## Instructions for the task
Would you set down every entry shown below, precisely as written?

(Stored data)
-=-=-=-=-
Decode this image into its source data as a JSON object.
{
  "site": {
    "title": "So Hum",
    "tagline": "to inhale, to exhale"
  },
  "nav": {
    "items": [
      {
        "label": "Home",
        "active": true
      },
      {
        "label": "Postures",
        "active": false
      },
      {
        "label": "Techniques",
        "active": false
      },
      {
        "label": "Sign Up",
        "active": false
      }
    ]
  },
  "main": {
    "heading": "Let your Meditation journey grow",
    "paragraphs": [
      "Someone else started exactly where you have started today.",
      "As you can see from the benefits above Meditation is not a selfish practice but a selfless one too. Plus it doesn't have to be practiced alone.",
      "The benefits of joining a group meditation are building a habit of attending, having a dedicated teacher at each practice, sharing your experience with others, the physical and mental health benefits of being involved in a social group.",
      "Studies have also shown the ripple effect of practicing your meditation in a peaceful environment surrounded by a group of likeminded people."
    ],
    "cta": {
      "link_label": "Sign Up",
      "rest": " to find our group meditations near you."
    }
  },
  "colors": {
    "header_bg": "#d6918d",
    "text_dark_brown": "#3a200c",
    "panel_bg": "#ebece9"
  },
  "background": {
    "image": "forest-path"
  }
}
-=-=-=-=-
## Task result
Decode this image into its source data as a JSON object.
{
  "site": {
    "title": "So Hum",
    "tagline": "to inhale, to exhale"
  },
  "nav": {
    "items": [
      {
        "label": "Home",
        "active": true
      },
      {
        "label": "Postures",
        "active": false
      },
      {
        "label": "Techniques",
        "active": false
      },
      {
        "label": "Sign Up",
        "active": false
      }
    ]
  },
  "main": {
    "heading": "Let your Meditation journey grow",
    "paragraphs": [
      "Someone else started exactly where you have started today.",
      "As you can see from the benefits above Meditation is not a selfish practice but a selfless one too. Plus it doesn't have to be practiced alone.",
      "The benefits of joining a group meditation are building a habit of attending, having a dedicated teacher at each practice, sharing your experience with others, the physical and mental health benefits of being involved in a social group.",
      "Studies have also shown the ripple effect of practicing your meditation in a peaceful environment surrounded by a group of likeminded people."
    ],
    "cta": {
      "link_label": "Sign Up",
      "rest": " to find our group meditations near you."
    }
  },
  "colors": {
    "header_bg": "#d6918d",
    "text_dark_brown": "#3a200c",
    "panel_bg": "#ebece9"
  },
  "background": {
    "image": "forest-path"
  }
}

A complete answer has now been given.